--- start of GIVEN ENTRIES ---
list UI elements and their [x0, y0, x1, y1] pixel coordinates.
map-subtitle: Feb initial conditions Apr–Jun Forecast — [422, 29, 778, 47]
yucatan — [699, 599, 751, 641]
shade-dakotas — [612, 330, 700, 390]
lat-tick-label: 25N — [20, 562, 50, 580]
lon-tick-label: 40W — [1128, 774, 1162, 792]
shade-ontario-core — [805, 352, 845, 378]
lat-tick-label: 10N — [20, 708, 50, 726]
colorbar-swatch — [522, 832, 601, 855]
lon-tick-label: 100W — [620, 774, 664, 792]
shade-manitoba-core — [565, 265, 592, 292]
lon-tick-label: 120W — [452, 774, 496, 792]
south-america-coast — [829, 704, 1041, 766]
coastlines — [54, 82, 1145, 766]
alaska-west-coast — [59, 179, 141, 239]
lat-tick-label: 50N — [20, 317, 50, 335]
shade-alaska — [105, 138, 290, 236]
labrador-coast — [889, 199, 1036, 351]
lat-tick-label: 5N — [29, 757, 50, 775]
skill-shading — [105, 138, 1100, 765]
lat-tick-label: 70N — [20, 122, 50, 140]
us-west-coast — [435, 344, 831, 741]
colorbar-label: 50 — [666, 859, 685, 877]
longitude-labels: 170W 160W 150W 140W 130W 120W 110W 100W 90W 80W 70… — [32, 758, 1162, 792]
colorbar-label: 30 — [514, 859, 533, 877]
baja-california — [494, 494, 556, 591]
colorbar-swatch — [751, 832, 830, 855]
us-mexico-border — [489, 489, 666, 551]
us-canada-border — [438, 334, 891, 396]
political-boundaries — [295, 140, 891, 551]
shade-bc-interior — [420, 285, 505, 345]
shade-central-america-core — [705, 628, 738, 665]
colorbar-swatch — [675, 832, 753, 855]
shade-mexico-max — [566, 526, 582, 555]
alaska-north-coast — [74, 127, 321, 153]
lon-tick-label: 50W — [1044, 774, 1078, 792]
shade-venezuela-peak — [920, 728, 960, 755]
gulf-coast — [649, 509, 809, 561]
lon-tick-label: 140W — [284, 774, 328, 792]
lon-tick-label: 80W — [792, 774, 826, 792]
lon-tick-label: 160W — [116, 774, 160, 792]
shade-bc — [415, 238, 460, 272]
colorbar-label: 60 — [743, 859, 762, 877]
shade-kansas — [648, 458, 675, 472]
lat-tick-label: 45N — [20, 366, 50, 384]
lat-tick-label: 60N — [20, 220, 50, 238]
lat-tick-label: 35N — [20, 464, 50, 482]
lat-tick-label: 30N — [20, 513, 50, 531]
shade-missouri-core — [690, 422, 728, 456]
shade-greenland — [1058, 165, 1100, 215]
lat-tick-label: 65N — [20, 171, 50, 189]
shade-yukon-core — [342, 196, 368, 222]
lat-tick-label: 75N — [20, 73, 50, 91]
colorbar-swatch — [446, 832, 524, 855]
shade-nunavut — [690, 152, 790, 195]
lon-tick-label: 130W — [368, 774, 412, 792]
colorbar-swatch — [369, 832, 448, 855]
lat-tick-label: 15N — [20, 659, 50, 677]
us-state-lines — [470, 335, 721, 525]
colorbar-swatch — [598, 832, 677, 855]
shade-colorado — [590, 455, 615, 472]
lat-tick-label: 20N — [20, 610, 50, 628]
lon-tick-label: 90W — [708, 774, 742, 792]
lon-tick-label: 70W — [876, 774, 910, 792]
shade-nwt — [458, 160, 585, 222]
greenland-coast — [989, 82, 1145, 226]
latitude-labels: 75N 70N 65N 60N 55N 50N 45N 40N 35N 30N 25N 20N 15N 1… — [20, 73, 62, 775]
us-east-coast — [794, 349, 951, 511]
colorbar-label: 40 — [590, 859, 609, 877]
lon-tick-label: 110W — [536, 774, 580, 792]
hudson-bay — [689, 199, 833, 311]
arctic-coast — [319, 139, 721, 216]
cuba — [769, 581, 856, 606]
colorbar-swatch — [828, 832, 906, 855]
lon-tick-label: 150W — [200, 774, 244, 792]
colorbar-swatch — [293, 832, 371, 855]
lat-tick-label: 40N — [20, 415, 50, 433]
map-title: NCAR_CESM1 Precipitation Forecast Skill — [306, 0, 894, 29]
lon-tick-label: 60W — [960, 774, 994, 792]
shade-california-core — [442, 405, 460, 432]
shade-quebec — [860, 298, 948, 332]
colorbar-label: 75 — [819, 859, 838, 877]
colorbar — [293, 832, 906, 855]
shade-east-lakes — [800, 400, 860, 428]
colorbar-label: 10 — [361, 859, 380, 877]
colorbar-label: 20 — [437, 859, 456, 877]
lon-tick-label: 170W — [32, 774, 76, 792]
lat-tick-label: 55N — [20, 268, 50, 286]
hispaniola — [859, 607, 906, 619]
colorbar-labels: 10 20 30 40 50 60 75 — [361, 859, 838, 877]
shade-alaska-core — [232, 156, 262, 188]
--- end of GIVEN ENTRIES ---
■ **AIM OF THE TASK**: Please write out all the items again, substituting "longitude-tick-label" for every "lon-tick-label" and keeping everything else the same.

■ **FINAL ANSWER**:
list UI elements and their [x0, y0, x1, y1] pixel coordinates.
map-subtitle: Feb initial conditions Apr–Jun Forecast — [422, 29, 778, 47]
yucatan — [699, 599, 751, 641]
shade-dakotas — [612, 330, 700, 390]
lat-tick-label: 25N — [20, 562, 50, 580]
longitude-tick-label: 40W — [1128, 774, 1162, 792]
shade-ontario-core — [805, 352, 845, 378]
lat-tick-label: 10N — [20, 708, 50, 726]
colorbar-swatch — [522, 832, 601, 855]
longitude-tick-label: 100W — [620, 774, 664, 792]
shade-manitoba-core — [565, 265, 592, 292]
longitude-tick-label: 120W — [452, 774, 496, 792]
south-america-coast — [829, 704, 1041, 766]
coastlines — [54, 82, 1145, 766]
alaska-west-coast — [59, 179, 141, 239]
lat-tick-label: 50N — [20, 317, 50, 335]
shade-alaska — [105, 138, 290, 236]
labrador-coast — [889, 199, 1036, 351]
lat-tick-label: 5N — [29, 757, 50, 775]
skill-shading — [105, 138, 1100, 765]
lat-tick-label: 70N — [20, 122, 50, 140]
us-west-coast — [435, 344, 831, 741]
colorbar-label: 50 — [666, 859, 685, 877]
longitude-labels: 170W 160W 150W 140W 130W 120W 110W 100W 90W 80W 70… — [32, 758, 1162, 792]
colorbar-label: 30 — [514, 859, 533, 877]
baja-california — [494, 494, 556, 591]
colorbar-swatch — [751, 832, 830, 855]
us-mexico-border — [489, 489, 666, 551]
us-canada-border — [438, 334, 891, 396]
political-boundaries — [295, 140, 891, 551]
shade-bc-interior — [420, 285, 505, 345]
shade-central-america-core — [705, 628, 738, 665]
colorbar-swatch — [675, 832, 753, 855]
shade-mexico-max — [566, 526, 582, 555]
alaska-north-coast — [74, 127, 321, 153]
longitude-tick-label: 50W — [1044, 774, 1078, 792]
shade-venezuela-peak — [920, 728, 960, 755]
gulf-coast — [649, 509, 809, 561]
longitude-tick-label: 140W — [284, 774, 328, 792]
longitude-tick-label: 80W — [792, 774, 826, 792]
longitude-tick-label: 160W — [116, 774, 160, 792]
shade-bc — [415, 238, 460, 272]
colorbar-label: 60 — [743, 859, 762, 877]
shade-kansas — [648, 458, 675, 472]
lat-tick-label: 45N — [20, 366, 50, 384]
lat-tick-label: 60N — [20, 220, 50, 238]
lat-tick-label: 35N — [20, 464, 50, 482]
lat-tick-label: 30N — [20, 513, 50, 531]
shade-missouri-core — [690, 422, 728, 456]
shade-greenland — [1058, 165, 1100, 215]
lat-tick-label: 65N — [20, 171, 50, 189]
shade-yukon-core — [342, 196, 368, 222]
lat-tick-label: 75N — [20, 73, 50, 91]
colorbar-swatch — [446, 832, 524, 855]
shade-nunavut — [690, 152, 790, 195]
longitude-tick-label: 130W — [368, 774, 412, 792]
colorbar-swatch — [369, 832, 448, 855]
lat-tick-label: 15N — [20, 659, 50, 677]
us-state-lines — [470, 335, 721, 525]
colorbar-swatch — [598, 832, 677, 855]
shade-colorado — [590, 455, 615, 472]
lat-tick-label: 20N — [20, 610, 50, 628]
longitude-tick-label: 90W — [708, 774, 742, 792]
longitude-tick-label: 70W — [876, 774, 910, 792]
shade-nwt — [458, 160, 585, 222]
greenland-coast — [989, 82, 1145, 226]
latitude-labels: 75N 70N 65N 60N 55N 50N 45N 40N 35N 30N 25N 20N 15N 1… — [20, 73, 62, 775]
us-east-coast — [794, 349, 951, 511]
colorbar-label: 40 — [590, 859, 609, 877]
longitude-tick-label: 110W — [536, 774, 580, 792]
hudson-bay — [689, 199, 833, 311]
arctic-coast — [319, 139, 721, 216]
cuba — [769, 581, 856, 606]
colorbar-swatch — [828, 832, 906, 855]
longitude-tick-label: 150W — [200, 774, 244, 792]
colorbar-swatch — [293, 832, 371, 855]
lat-tick-label: 40N — [20, 415, 50, 433]
map-title: NCAR_CESM1 Precipitation Forecast Skill — [306, 0, 894, 29]
longitude-tick-label: 60W — [960, 774, 994, 792]
shade-california-core — [442, 405, 460, 432]
shade-quebec — [860, 298, 948, 332]
colorbar-label: 75 — [819, 859, 838, 877]
colorbar — [293, 832, 906, 855]
shade-east-lakes — [800, 400, 860, 428]
colorbar-label: 10 — [361, 859, 380, 877]
colorbar-label: 20 — [437, 859, 456, 877]
longitude-tick-label: 170W — [32, 774, 76, 792]
lat-tick-label: 55N — [20, 268, 50, 286]
hispaniola — [859, 607, 906, 619]
colorbar-labels: 10 20 30 40 50 60 75 — [361, 859, 838, 877]
shade-alaska-core — [232, 156, 262, 188]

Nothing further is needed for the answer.